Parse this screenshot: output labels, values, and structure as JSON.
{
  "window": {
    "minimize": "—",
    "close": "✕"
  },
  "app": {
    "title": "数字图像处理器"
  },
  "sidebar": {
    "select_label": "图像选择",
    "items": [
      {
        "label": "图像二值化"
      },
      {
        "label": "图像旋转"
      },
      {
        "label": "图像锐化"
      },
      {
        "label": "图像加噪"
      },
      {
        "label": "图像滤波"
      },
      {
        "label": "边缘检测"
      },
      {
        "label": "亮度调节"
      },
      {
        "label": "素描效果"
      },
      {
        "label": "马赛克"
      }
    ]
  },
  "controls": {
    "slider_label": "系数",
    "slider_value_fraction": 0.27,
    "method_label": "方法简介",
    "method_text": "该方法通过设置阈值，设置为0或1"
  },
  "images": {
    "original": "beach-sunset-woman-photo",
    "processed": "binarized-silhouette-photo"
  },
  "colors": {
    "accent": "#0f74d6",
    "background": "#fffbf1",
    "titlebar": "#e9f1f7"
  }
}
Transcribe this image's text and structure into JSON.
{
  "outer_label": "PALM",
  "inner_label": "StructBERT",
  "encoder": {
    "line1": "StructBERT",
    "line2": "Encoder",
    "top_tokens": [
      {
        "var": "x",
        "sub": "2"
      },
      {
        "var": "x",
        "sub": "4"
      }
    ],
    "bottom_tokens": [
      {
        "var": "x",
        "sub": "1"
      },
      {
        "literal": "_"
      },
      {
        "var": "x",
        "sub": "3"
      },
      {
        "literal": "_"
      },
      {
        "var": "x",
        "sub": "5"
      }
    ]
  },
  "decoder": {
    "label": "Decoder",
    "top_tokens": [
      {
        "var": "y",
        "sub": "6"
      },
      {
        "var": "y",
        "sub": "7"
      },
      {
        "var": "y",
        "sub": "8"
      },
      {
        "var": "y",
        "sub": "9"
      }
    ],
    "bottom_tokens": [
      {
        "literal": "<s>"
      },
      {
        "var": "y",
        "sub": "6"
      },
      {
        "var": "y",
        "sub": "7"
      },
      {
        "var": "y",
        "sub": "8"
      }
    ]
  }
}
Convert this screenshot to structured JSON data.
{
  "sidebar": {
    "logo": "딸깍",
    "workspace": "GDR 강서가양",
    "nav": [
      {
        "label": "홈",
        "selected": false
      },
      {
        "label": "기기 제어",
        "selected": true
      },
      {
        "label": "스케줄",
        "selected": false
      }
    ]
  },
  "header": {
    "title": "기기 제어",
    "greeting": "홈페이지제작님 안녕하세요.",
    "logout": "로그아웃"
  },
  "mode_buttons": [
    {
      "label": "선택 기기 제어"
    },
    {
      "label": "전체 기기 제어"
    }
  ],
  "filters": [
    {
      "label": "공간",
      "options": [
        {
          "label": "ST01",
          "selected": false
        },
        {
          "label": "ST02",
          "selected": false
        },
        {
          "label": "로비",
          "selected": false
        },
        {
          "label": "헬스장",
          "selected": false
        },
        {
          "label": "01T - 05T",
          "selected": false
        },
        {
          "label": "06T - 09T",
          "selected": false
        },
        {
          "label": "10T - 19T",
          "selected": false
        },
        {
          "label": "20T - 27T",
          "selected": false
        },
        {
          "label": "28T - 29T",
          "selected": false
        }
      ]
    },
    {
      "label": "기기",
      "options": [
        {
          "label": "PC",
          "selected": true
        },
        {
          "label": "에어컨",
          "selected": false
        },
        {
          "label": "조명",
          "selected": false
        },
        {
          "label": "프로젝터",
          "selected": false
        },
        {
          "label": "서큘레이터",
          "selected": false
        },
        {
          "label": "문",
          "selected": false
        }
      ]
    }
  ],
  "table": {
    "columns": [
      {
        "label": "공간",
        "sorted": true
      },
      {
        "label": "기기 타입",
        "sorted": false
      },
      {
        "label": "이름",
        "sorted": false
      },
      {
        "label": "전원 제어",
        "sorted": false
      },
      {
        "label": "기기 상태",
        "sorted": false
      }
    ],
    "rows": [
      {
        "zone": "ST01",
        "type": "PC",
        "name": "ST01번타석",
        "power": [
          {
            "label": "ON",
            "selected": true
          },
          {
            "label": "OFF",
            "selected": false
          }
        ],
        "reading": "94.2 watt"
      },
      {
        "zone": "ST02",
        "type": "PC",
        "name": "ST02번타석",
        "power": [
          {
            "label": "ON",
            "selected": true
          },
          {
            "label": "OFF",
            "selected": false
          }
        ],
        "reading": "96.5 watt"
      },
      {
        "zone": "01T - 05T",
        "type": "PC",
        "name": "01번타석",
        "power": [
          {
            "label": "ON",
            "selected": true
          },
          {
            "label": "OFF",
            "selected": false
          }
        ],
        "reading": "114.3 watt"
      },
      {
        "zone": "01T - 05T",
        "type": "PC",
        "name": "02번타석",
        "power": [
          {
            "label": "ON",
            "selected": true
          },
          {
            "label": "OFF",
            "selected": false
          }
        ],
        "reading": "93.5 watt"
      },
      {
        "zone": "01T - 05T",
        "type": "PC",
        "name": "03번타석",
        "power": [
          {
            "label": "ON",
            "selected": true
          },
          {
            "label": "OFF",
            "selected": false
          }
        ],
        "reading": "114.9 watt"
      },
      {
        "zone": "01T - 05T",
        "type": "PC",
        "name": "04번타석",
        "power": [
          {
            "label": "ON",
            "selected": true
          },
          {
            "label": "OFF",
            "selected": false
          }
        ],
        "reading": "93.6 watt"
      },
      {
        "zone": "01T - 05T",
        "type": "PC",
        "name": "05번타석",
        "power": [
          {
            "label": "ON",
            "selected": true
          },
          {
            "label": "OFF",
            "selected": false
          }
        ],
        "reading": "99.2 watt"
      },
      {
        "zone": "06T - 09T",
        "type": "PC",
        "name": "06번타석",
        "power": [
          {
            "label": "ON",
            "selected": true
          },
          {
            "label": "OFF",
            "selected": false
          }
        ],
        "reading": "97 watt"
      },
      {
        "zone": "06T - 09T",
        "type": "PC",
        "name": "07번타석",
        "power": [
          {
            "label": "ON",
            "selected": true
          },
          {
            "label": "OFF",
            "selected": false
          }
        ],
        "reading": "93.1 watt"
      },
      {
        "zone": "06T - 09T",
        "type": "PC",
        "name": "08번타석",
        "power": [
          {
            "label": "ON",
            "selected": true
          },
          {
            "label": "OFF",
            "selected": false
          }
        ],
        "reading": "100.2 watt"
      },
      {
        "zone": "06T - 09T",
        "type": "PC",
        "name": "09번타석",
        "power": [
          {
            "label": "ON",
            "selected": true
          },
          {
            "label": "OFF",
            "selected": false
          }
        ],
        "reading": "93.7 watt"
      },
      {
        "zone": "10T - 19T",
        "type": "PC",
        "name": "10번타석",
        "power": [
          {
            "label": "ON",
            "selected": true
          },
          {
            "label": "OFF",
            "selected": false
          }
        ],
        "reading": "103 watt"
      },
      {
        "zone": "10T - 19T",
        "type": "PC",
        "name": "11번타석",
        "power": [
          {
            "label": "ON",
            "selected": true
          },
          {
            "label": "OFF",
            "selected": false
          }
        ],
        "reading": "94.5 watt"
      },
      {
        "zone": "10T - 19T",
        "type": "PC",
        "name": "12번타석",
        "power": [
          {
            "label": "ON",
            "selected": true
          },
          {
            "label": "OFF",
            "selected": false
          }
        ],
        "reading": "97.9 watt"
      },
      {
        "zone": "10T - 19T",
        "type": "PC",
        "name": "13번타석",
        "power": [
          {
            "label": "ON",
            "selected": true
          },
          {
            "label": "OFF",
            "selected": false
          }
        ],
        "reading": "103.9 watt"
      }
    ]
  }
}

**What you have to do:** Output the lines above verbatim and in full.

**Result of the task:**
Parse this screenshot: output labels, values, and structure as JSON.
{
  "window": {
    "minimize": "—",
    "close": "✕"
  },
  "app": {
    "title": "数字图像处理器"
  },
  "sidebar": {
    "select_label": "图像选择",
    "items": [
      {
        "label": "图像二值化"
      },
      {
        "label": "图像旋转"
      },
      {
        "label": "图像锐化"
      },
      {
        "label": "图像加噪"
      },
      {
        "label": "图像滤波"
      },
      {
        "label": "边缘检测"
      },
      {
        "label": "亮度调节"
      },
      {
        "label": "素描效果"
      },
      {
        "label": "马赛克"
      }
    ]
  },
  "controls": {
    "slider_label": "系数",
    "slider_value_fraction": 0.27,
    "method_label": "方法简介",
    "method_text": "该方法通过设置阈值，设置为0或1"
  },
  "images": {
    "original": "beach-sunset-woman-photo",
    "processed": "binarized-silhouette-photo"
  },
  "colors": {
    "accent": "#0f74d6",
    "background": "#fffbf1",
    "titlebar": "#e9f1f7"
  }
}
Transcribe this image's text and structure into JSON.
{
  "outer_label": "PALM",
  "inner_label": "StructBERT",
  "encoder": {
    "line1": "StructBERT",
    "line2": "Encoder",
    "top_tokens": [
      {
        "var": "x",
        "sub": "2"
      },
      {
        "var": "x",
        "sub": "4"
      }
    ],
    "bottom_tokens": [
      {
        "var": "x",
        "sub": "1"
      },
      {
        "literal": "_"
      },
      {
        "var": "x",
        "sub": "3"
      },
      {
        "literal": "_"
      },
      {
        "var": "x",
        "sub": "5"
      }
    ]
  },
  "decoder": {
    "label": "Decoder",
    "top_tokens": [
      {
        "var": "y",
        "sub": "6"
      },
      {
        "var": "y",
        "sub": "7"
      },
      {
        "var": "y",
        "sub": "8"
      },
      {
        "var": "y",
        "sub": "9"
      }
    ],
    "bottom_tokens": [
      {
        "literal": "<s>"
      },
      {
        "var": "y",
        "sub": "6"
      },
      {
        "var": "y",
        "sub": "7"
      },
      {
        "var": "y",
        "sub": "8"
      }
    ]
  }
}
Convert this screenshot to structured JSON data.
{
  "sidebar": {
    "logo": "딸깍",
    "workspace": "GDR 강서가양",
    "nav": [
      {
        "label": "홈",
        "selected": false
      },
      {
        "label": "기기 제어",
        "selected": true
      },
      {
        "label": "스케줄",
        "selected": false
      }
    ]
  },
  "header": {
    "title": "기기 제어",
    "greeting": "홈페이지제작님 안녕하세요.",
    "logout": "로그아웃"
  },
  "mode_buttons": [
    {
      "label": "선택 기기 제어"
    },
    {
      "label": "전체 기기 제어"
    }
  ],
  "filters": [
    {
      "label": "공간",
      "options": [
        {
          "label": "ST01",
          "selected": false
        },
        {
          "label": "ST02",
          "selected": false
        },
        {
          "label": "로비",
          "selected": false
        },
        {
          "label": "헬스장",
          "selected": false
        },
        {
          "label": "01T - 05T",
          "selected": false
        },
        {
          "label": "06T - 09T",
          "selected": false
        },
        {
          "label": "10T - 19T",
          "selected": false
        },
        {
          "label": "20T - 27T",
          "selected": false
        },
        {
          "label": "28T - 29T",
          "selected": false
        }
      ]
    },
    {
      "label": "기기",
      "options": [
        {
          "label": "PC",
          "selected": true
        },
        {
          "label": "에어컨",
          "selected": false
        },
        {
          "label": "조명",
          "selected": false
        },
        {
          "label": "프로젝터",
          "selected": false
        },
        {
          "label": "서큘레이터",
          "selected": false
        },
        {
          "label": "문",
          "selected": false
        }
      ]
    }
  ],
  "table": {
    "columns": [
      {
        "label": "공간",
        "sorted": true
      },
      {
        "label": "기기 타입",
        "sorted": false
      },
      {
        "label": "이름",
        "sorted": false
      },
      {
        "label": "전원 제어",
        "sorted": false
      },
      {
        "label": "기기 상태",
        "sorted": false
      }
    ],
    "rows": [
      {
        "zone": "ST01",
        "type": "PC",
        "name": "ST01번타석",
        "power": [
          {
            "label": "ON",
            "selected": true
          },
          {
            "label": "OFF",
            "selected": false
          }
        ],
        "reading": "94.2 watt"
      },
      {
        "zone": "ST02",
        "type": "PC",
        "name": "ST02번타석",
        "power": [
          {
            "label": "ON",
            "selected": true
          },
          {
            "label": "OFF",
            "selected": false
          }
        ],
        "reading": "96.5 watt"
      },
      {
        "zone": "01T - 05T",
        "type": "PC",
        "name": "01번타석",
        "power": [
          {
            "label": "ON",
            "selected": true
          },
          {
            "label": "OFF",
            "selected": false
          }
        ],
        "reading": "114.3 watt"
      },
      {
        "zone": "01T - 05T",
        "type": "PC",
        "name": "02번타석",
        "power": [
          {
            "label": "ON",
            "selected": true
          },
          {
            "label": "OFF",
            "selected": false
          }
        ],
        "reading": "93.5 watt"
      },
      {
        "zone": "01T - 05T",
        "type": "PC",
        "name": "03번타석",
        "power": [
          {
            "label": "ON",
            "selected": true
          },
          {
            "label": "OFF",
            "selected": false
          }
        ],
        "reading": "114.9 watt"
      },
      {
        "zone": "01T - 05T",
        "type": "PC",
        "name": "04번타석",
        "power": [
          {
            "label": "ON",
            "selected": true
          },
          {
            "label": "OFF",
            "selected": false
          }
        ],
        "reading": "93.6 watt"
      },
      {
        "zone": "01T - 05T",
        "type": "PC",
        "name": "05번타석",
        "power": [
          {
            "label": "ON",
            "selected": true
          },
          {
            "label": "OFF",
            "selected": false
          }
        ],
        "reading": "99.2 watt"
      },
      {
        "zone": "06T - 09T",
        "type": "PC",
        "name": "06번타석",
        "power": [
          {
            "label": "ON",
            "selected": true
          },
          {
            "label": "OFF",
            "selected": false
          }
        ],
        "reading": "97 watt"
      },
      {
        "zone": "06T - 09T",
        "type": "PC",
        "name": "07번타석",
        "power": [
          {
            "label": "ON",
            "selected": true
          },
          {
            "label": "OFF",
            "selected": false
          }
        ],
        "reading": "93.1 watt"
      },
      {
        "zone": "06T - 09T",
        "type": "PC",
        "name": "08번타석",
        "power": [
          {
            "label": "ON",
            "selected": true
          },
          {
            "label": "OFF",
            "selected": false
          }
        ],
        "reading": "100.2 watt"
      },
      {
        "zone": "06T - 09T",
        "type": "PC",
        "name": "09번타석",
        "power": [
          {
            "label": "ON",
            "selected": true
          },
          {
            "label": "OFF",
            "selected": false
          }
        ],
        "reading": "93.7 watt"
      },
      {
        "zone": "10T - 19T",
        "type": "PC",
        "name": "10번타석",
        "power": [
          {
            "label": "ON",
            "selected": true
          },
          {
            "label": "OFF",
            "selected": false
          }
        ],
        "reading": "103 watt"
      },
      {
        "zone": "10T - 19T",
        "type": "PC",
        "name": "11번타석",
        "power": [
          {
            "label": "ON",
            "selected": true
          },
          {
            "label": "OFF",
            "selected": false
          }
        ],
        "reading": "94.5 watt"
      },
      {
        "zone": "10T - 19T",
        "type": "PC",
        "name": "12번타석",
        "power": [
          {
            "label": "ON",
            "selected": true
          },
          {
            "label": "OFF",
            "selected": false
          }
        ],
        "reading": "97.9 watt"
      },
      {
        "zone": "10T - 19T",
        "type": "PC",
        "name": "13번타석",
        "power": [
          {
            "label": "ON",
            "selected": true
          },
          {
            "label": "OFF",
            "selected": false
          }
        ],
        "reading": "103.9 watt"
      }
    ]
  }
}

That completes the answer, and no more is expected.